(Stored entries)
>> BEGIN

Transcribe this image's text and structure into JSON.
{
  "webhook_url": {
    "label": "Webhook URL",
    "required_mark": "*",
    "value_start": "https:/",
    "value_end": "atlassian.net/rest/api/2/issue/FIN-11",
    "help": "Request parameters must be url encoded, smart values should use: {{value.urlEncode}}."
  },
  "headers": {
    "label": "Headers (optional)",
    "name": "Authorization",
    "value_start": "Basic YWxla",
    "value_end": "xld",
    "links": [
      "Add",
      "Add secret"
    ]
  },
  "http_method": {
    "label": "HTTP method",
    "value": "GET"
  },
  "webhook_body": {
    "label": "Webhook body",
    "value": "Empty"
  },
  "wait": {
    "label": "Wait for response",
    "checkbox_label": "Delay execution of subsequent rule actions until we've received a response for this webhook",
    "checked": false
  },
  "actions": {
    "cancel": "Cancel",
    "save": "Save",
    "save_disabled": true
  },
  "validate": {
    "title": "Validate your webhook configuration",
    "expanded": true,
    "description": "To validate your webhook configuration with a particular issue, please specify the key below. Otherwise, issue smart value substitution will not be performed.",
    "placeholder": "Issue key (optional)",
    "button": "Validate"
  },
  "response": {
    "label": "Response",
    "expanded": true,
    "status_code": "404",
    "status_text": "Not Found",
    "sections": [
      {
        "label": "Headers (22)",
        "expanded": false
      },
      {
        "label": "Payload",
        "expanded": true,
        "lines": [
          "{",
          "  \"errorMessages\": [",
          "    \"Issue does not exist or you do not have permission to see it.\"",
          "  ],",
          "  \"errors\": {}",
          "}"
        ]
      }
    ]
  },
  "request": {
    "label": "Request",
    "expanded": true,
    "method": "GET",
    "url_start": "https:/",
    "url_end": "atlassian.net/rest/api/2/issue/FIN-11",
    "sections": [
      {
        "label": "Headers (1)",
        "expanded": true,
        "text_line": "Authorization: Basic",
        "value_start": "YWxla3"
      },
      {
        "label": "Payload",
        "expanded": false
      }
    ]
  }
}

>> END

● **DIRECTIONS FOR THIS TASK**
Please output every record, keeping each line exact.

● **RESPONSE TO THE TASK**
Transcribe this image's text and structure into JSON.
{
  "webhook_url": {
    "label": "Webhook URL",
    "required_mark": "*",
    "value_start": "https:/",
    "value_end": "atlassian.net/rest/api/2/issue/FIN-11",
    "help": "Request parameters must be url encoded, smart values should use: {{value.urlEncode}}."
  },
  "headers": {
    "label": "Headers (optional)",
    "name": "Authorization",
    "value_start": "Basic YWxla",
    "value_end": "xld",
    "links": [
      "Add",
      "Add secret"
    ]
  },
  "http_method": {
    "label": "HTTP method",
    "value": "GET"
  },
  "webhook_body": {
    "label": "Webhook body",
    "value": "Empty"
  },
  "wait": {
    "label": "Wait for response",
    "checkbox_label": "Delay execution of subsequent rule actions until we've received a response for this webhook",
    "checked": false
  },
  "actions": {
    "cancel": "Cancel",
    "save": "Save",
    "save_disabled": true
  },
  "validate": {
    "title": "Validate your webhook configuration",
    "expanded": true,
    "description": "To validate your webhook configuration with a particular issue, please specify the key below. Otherwise, issue smart value substitution will not be performed.",
    "placeholder": "Issue key (optional)",
    "button": "Validate"
  },
  "response": {
    "label": "Response",
    "expanded": true,
    "status_code": "404",
    "status_text": "Not Found",
    "sections": [
      {
        "label": "Headers (22)",
        "expanded": false
      },
      {
        "label": "Payload",
        "expanded": true,
        "lines": [
          "{",
          "  \"errorMessages\": [",
          "    \"Issue does not exist or you do not have permission to see it.\"",
          "  ],",
          "  \"errors\": {}",
          "}"
        ]
      }
    ]
  },
  "request": {
    "label": "Request",
    "expanded": true,
    "method": "GET",
    "url_start": "https:/",
    "url_end": "atlassian.net/rest/api/2/issue/FIN-11",
    "sections": [
      {
        "label": "Headers (1)",
        "expanded": true,
        "text_line": "Authorization: Basic",
        "value_start": "YWxla3"
      },
      {
        "label": "Payload",
        "expanded": false
      }
    ]
  }
}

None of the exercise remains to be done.